◆ The request
All material below is to be reproduced exactly.

◆ Input records

________

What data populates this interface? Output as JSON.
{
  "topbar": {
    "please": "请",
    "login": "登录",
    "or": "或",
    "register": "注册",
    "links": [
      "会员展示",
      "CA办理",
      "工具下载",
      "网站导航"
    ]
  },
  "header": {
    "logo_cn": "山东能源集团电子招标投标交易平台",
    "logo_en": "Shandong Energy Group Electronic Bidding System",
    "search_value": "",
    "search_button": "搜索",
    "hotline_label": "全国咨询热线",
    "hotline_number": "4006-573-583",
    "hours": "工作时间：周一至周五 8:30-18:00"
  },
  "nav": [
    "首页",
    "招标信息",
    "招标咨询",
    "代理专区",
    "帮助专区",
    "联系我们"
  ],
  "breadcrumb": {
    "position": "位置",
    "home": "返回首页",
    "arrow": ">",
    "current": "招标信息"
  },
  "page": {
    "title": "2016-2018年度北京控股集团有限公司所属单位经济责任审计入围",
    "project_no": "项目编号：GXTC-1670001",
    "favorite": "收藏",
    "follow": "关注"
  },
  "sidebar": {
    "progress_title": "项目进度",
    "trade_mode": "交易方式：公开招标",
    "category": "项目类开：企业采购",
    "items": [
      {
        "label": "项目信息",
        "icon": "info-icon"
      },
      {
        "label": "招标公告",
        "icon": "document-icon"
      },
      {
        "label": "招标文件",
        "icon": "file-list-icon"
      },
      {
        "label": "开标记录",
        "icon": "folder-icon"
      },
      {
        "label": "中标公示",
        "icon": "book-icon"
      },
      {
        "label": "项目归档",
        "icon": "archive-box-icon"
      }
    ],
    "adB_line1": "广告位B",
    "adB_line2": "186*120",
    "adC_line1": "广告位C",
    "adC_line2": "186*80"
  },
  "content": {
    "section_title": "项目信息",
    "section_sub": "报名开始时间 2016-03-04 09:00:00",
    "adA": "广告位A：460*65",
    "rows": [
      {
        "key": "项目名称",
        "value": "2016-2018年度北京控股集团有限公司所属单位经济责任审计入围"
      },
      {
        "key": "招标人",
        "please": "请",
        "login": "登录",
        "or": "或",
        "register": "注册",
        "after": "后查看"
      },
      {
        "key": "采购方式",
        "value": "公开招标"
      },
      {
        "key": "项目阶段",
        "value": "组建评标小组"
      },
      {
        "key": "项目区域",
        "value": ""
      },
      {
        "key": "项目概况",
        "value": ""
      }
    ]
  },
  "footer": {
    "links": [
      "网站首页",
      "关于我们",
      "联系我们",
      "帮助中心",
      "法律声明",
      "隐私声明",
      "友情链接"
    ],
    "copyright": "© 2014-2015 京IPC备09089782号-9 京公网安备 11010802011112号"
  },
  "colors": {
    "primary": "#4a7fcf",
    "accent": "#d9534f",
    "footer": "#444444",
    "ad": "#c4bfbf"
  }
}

________

◆ Solution for this task
What data populates this interface? Output as JSON.
{
  "topbar": {
    "please": "请",
    "login": "登录",
    "or": "或",
    "register": "注册",
    "links": [
      "会员展示",
      "CA办理",
      "工具下载",
      "网站导航"
    ]
  },
  "header": {
    "logo_cn": "山东能源集团电子招标投标交易平台",
    "logo_en": "Shandong Energy Group Electronic Bidding System",
    "search_value": "",
    "search_button": "搜索",
    "hotline_label": "全国咨询热线",
    "hotline_number": "4006-573-583",
    "hours": "工作时间：周一至周五 8:30-18:00"
  },
  "nav": [
    "首页",
    "招标信息",
    "招标咨询",
    "代理专区",
    "帮助专区",
    "联系我们"
  ],
  "breadcrumb": {
    "position": "位置",
    "home": "返回首页",
    "arrow": ">",
    "current": "招标信息"
  },
  "page": {
    "title": "2016-2018年度北京控股集团有限公司所属单位经济责任审计入围",
    "project_no": "项目编号：GXTC-1670001",
    "favorite": "收藏",
    "follow": "关注"
  },
  "sidebar": {
    "progress_title": "项目进度",
    "trade_mode": "交易方式：公开招标",
    "category": "项目类开：企业采购",
    "items": [
      {
        "label": "项目信息",
        "icon": "info-icon"
      },
      {
        "label": "招标公告",
        "icon": "document-icon"
      },
      {
        "label": "招标文件",
        "icon": "file-list-icon"
      },
      {
        "label": "开标记录",
        "icon": "folder-icon"
      },
      {
        "label": "中标公示",
        "icon": "book-icon"
      },
      {
        "label": "项目归档",
        "icon": "archive-box-icon"
      }
    ],
    "adB_line1": "广告位B",
    "adB_line2": "186*120",
    "adC_line1": "广告位C",
    "adC_line2": "186*80"
  },
  "content": {
    "section_title": "项目信息",
    "section_sub": "报名开始时间 2016-03-04 09:00:00",
    "adA": "广告位A：460*65",
    "rows": [
      {
        "key": "项目名称",
        "value": "2016-2018年度北京控股集团有限公司所属单位经济责任审计入围"
      },
      {
        "key": "招标人",
        "please": "请",
        "login": "登录",
        "or": "或",
        "register": "注册",
        "after": "后查看"
      },
      {
        "key": "采购方式",
        "value": "公开招标"
      },
      {
        "key": "项目阶段",
        "value": "组建评标小组"
      },
      {
        "key": "项目区域",
        "value": ""
      },
      {
        "key": "项目概况",
        "value": ""
      }
    ]
  },
  "footer": {
    "links": [
      "网站首页",
      "关于我们",
      "联系我们",
      "帮助中心",
      "法律声明",
      "隐私声明",
      "友情链接"
    ],
    "copyright": "© 2014-2015 京IPC备09089782号-9 京公网安备 11010802011112号"
  },
  "colors": {
    "primary": "#4a7fcf",
    "accent": "#d9534f",
    "footer": "#444444",
    "ad": "#c4bfbf"
  }
}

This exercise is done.